*Goal:* Leave out the pictures and copy every record exactly.
— Begin —
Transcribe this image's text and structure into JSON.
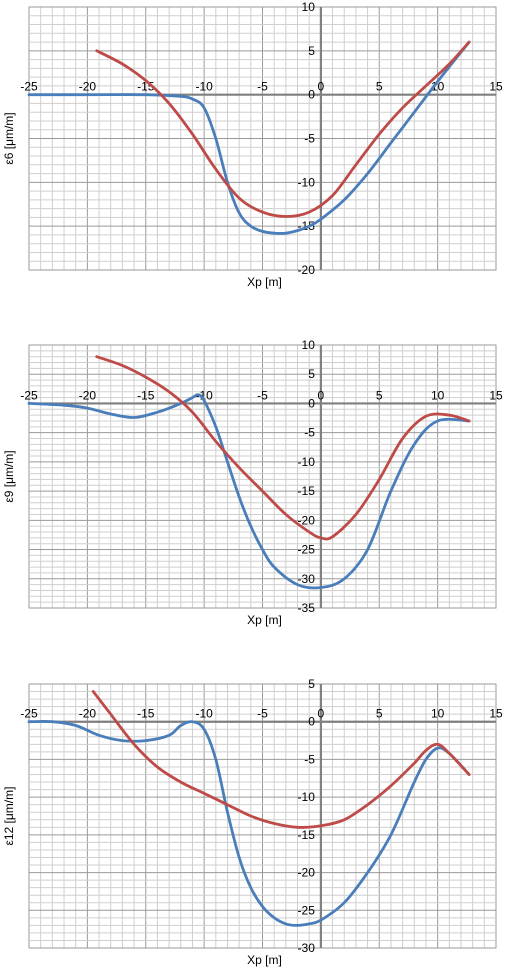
{
  "chart_data": [
    {
      "type": "line",
      "xlabel": "Xp  [m]",
      "ylabel": "ε6  [μm/m]",
      "xlim": [
        -25,
        15
      ],
      "ylim": [
        -20,
        10
      ],
      "x_ticks": [
        -25,
        -20,
        -15,
        -10,
        -5,
        0,
        5,
        10,
        15
      ],
      "y_ticks": [
        10,
        5,
        0,
        -5,
        -10,
        -15,
        -20
      ],
      "grid": true,
      "series": [
        {
          "color": "#4a7ebb",
          "x": [
            -25,
            -20,
            -15,
            -12,
            -11,
            -10,
            -9,
            -8,
            -7,
            -6,
            -5,
            -4,
            -3,
            -2,
            -1,
            0,
            2,
            4,
            6,
            8,
            10,
            12.7
          ],
          "y": [
            0,
            0,
            0,
            -0.2,
            -0.5,
            -1.5,
            -5,
            -10,
            -13.5,
            -15,
            -15.6,
            -15.8,
            -15.8,
            -15.5,
            -15,
            -14.2,
            -12,
            -9,
            -5.5,
            -2,
            1.5,
            6
          ]
        },
        {
          "color": "#be4b48",
          "x": [
            -19.2,
            -17,
            -15,
            -13,
            -11,
            -9,
            -7,
            -5,
            -3,
            -1,
            1,
            3,
            5,
            7,
            9,
            11,
            12.7
          ],
          "y": [
            5,
            3.5,
            1.6,
            -1,
            -4.5,
            -8.5,
            -11.8,
            -13.4,
            -13.9,
            -13.4,
            -11.5,
            -8,
            -4.5,
            -1.5,
            1,
            3.5,
            6
          ]
        }
      ]
    },
    {
      "type": "line",
      "xlabel": "Xp  [m]",
      "ylabel": "ε9  [μm/m]",
      "xlim": [
        -25,
        15
      ],
      "ylim": [
        -35,
        10
      ],
      "x_ticks": [
        -25,
        -20,
        -15,
        -10,
        -5,
        0,
        5,
        10,
        15
      ],
      "y_ticks": [
        10,
        5,
        0,
        -5,
        -10,
        -15,
        -20,
        -25,
        -30,
        -35
      ],
      "grid": true,
      "series": [
        {
          "color": "#4a7ebb",
          "x": [
            -25,
            -22,
            -20,
            -18,
            -16,
            -14,
            -12,
            -11,
            -10.5,
            -10,
            -9,
            -8,
            -7,
            -6,
            -5,
            -4,
            -2,
            0,
            2,
            4,
            6,
            8,
            10,
            12.7
          ],
          "y": [
            0,
            -0.3,
            -0.8,
            -1.8,
            -2.4,
            -1.5,
            0,
            1,
            1.5,
            0.5,
            -4,
            -10,
            -16,
            -21,
            -25,
            -28,
            -31,
            -31.5,
            -30,
            -25,
            -15,
            -7,
            -3,
            -3
          ]
        },
        {
          "color": "#be4b48",
          "x": [
            -19.2,
            -17,
            -15,
            -13,
            -11,
            -9,
            -7,
            -5,
            -3,
            -1,
            0,
            1,
            3,
            5,
            7,
            9,
            11,
            12.7
          ],
          "y": [
            8,
            6.5,
            4.5,
            2,
            -1.5,
            -6.5,
            -11,
            -15,
            -19,
            -22,
            -23,
            -22.8,
            -19,
            -13,
            -6,
            -2.2,
            -2,
            -3
          ]
        }
      ]
    },
    {
      "type": "line",
      "xlabel": "Xp  [m]",
      "ylabel": "ε12  [μm/m]",
      "xlim": [
        -25,
        15
      ],
      "ylim": [
        -30,
        5
      ],
      "x_ticks": [
        -25,
        -20,
        -15,
        -10,
        -5,
        0,
        5,
        10,
        15
      ],
      "y_ticks": [
        5,
        0,
        -5,
        -10,
        -15,
        -20,
        -25,
        -30
      ],
      "grid": true,
      "series": [
        {
          "color": "#4a7ebb",
          "x": [
            -25,
            -23,
            -21,
            -19,
            -17,
            -15,
            -13,
            -12,
            -11,
            -10,
            -9,
            -8,
            -7,
            -6,
            -5,
            -4,
            -3,
            -2,
            -1,
            0,
            2,
            4,
            6,
            8,
            9,
            10,
            11,
            12.7
          ],
          "y": [
            0,
            0,
            -0.5,
            -1.8,
            -2.5,
            -2.5,
            -1.8,
            -0.5,
            0,
            -1,
            -5,
            -12,
            -18,
            -22,
            -24.5,
            -26,
            -26.8,
            -27,
            -26.8,
            -26.3,
            -24,
            -20,
            -15,
            -8,
            -5,
            -3.5,
            -4.2,
            -7
          ]
        },
        {
          "color": "#be4b48",
          "x": [
            -19.5,
            -18,
            -16,
            -14,
            -12,
            -10,
            -8,
            -6,
            -4,
            -2,
            0,
            2,
            4,
            6,
            8,
            9,
            10,
            11,
            12.7
          ],
          "y": [
            4,
            1,
            -3,
            -6,
            -8,
            -9.5,
            -11,
            -12.5,
            -13.5,
            -14,
            -13.8,
            -13,
            -11,
            -8.5,
            -5.5,
            -3.8,
            -3,
            -4.2,
            -7
          ]
        }
      ]
    }
  ]
}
— End —
*Answer:*
Transcribe this image's text and structure into JSON.
{
  "chart_data": [
    {
      "type": "line",
      "xlabel": "Xp  [m]",
      "ylabel": "ε6  [μm/m]",
      "xlim": [
        -25,
        15
      ],
      "ylim": [
        -20,
        10
      ],
      "x_ticks": [
        -25,
        -20,
        -15,
        -10,
        -5,
        0,
        5,
        10,
        15
      ],
      "y_ticks": [
        10,
        5,
        0,
        -5,
        -10,
        -15,
        -20
      ],
      "grid": true,
      "series": [
        {
          "color": "#4a7ebb",
          "x": [
            -25,
            -20,
            -15,
            -12,
            -11,
            -10,
            -9,
            -8,
            -7,
            -6,
            -5,
            -4,
            -3,
            -2,
            -1,
            0,
            2,
            4,
            6,
            8,
            10,
            12.7
          ],
          "y": [
            0,
            0,
            0,
            -0.2,
            -0.5,
            -1.5,
            -5,
            -10,
            -13.5,
            -15,
            -15.6,
            -15.8,
            -15.8,
            -15.5,
            -15,
            -14.2,
            -12,
            -9,
            -5.5,
            -2,
            1.5,
            6
          ]
        },
        {
          "color": "#be4b48",
          "x": [
            -19.2,
            -17,
            -15,
            -13,
            -11,
            -9,
            -7,
            -5,
            -3,
            -1,
            1,
            3,
            5,
            7,
            9,
            11,
            12.7
          ],
          "y": [
            5,
            3.5,
            1.6,
            -1,
            -4.5,
            -8.5,
            -11.8,
            -13.4,
            -13.9,
            -13.4,
            -11.5,
            -8,
            -4.5,
            -1.5,
            1,
            3.5,
            6
          ]
        }
      ]
    },
    {
      "type": "line",
      "xlabel": "Xp  [m]",
      "ylabel": "ε9  [μm/m]",
      "xlim": [
        -25,
        15
      ],
      "ylim": [
        -35,
        10
      ],
      "x_ticks": [
        -25,
        -20,
        -15,
        -10,
        -5,
        0,
        5,
        10,
        15
      ],
      "y_ticks": [
        10,
        5,
        0,
        -5,
        -10,
        -15,
        -20,
        -25,
        -30,
        -35
      ],
      "grid": true,
      "series": [
        {
          "color": "#4a7ebb",
          "x": [
            -25,
            -22,
            -20,
            -18,
            -16,
            -14,
            -12,
            -11,
            -10.5,
            -10,
            -9,
            -8,
            -7,
            -6,
            -5,
            -4,
            -2,
            0,
            2,
            4,
            6,
            8,
            10,
            12.7
          ],
          "y": [
            0,
            -0.3,
            -0.8,
            -1.8,
            -2.4,
            -1.5,
            0,
            1,
            1.5,
            0.5,
            -4,
            -10,
            -16,
            -21,
            -25,
            -28,
            -31,
            -31.5,
            -30,
            -25,
            -15,
            -7,
            -3,
            -3
          ]
        },
        {
          "color": "#be4b48",
          "x": [
            -19.2,
            -17,
            -15,
            -13,
            -11,
            -9,
            -7,
            -5,
            -3,
            -1,
            0,
            1,
            3,
            5,
            7,
            9,
            11,
            12.7
          ],
          "y": [
            8,
            6.5,
            4.5,
            2,
            -1.5,
            -6.5,
            -11,
            -15,
            -19,
            -22,
            -23,
            -22.8,
            -19,
            -13,
            -6,
            -2.2,
            -2,
            -3
          ]
        }
      ]
    },
    {
      "type": "line",
      "xlabel": "Xp  [m]",
      "ylabel": "ε12  [μm/m]",
      "xlim": [
        -25,
        15
      ],
      "ylim": [
        -30,
        5
      ],
      "x_ticks": [
        -25,
        -20,
        -15,
        -10,
        -5,
        0,
        5,
        10,
        15
      ],
      "y_ticks": [
        5,
        0,
        -5,
        -10,
        -15,
        -20,
        -25,
        -30
      ],
      "grid": true,
      "series": [
        {
          "color": "#4a7ebb",
          "x": [
            -25,
            -23,
            -21,
            -19,
            -17,
            -15,
            -13,
            -12,
            -11,
            -10,
            -9,
            -8,
            -7,
            -6,
            -5,
            -4,
            -3,
            -2,
            -1,
            0,
            2,
            4,
            6,
            8,
            9,
            10,
            11,
            12.7
          ],
          "y": [
            0,
            0,
            -0.5,
            -1.8,
            -2.5,
            -2.5,
            -1.8,
            -0.5,
            0,
            -1,
            -5,
            -12,
            -18,
            -22,
            -24.5,
            -26,
            -26.8,
            -27,
            -26.8,
            -26.3,
            -24,
            -20,
            -15,
            -8,
            -5,
            -3.5,
            -4.2,
            -7
          ]
        },
        {
          "color": "#be4b48",
          "x": [
            -19.5,
            -18,
            -16,
            -14,
            -12,
            -10,
            -8,
            -6,
            -4,
            -2,
            0,
            2,
            4,
            6,
            8,
            9,
            10,
            11,
            12.7
          ],
          "y": [
            4,
            1,
            -3,
            -6,
            -8,
            -9.5,
            -11,
            -12.5,
            -13.5,
            -14,
            -13.8,
            -13,
            -11,
            -8.5,
            -5.5,
            -3.8,
            -3,
            -4.2,
            -7
          ]
        }
      ]
    }
  ]
}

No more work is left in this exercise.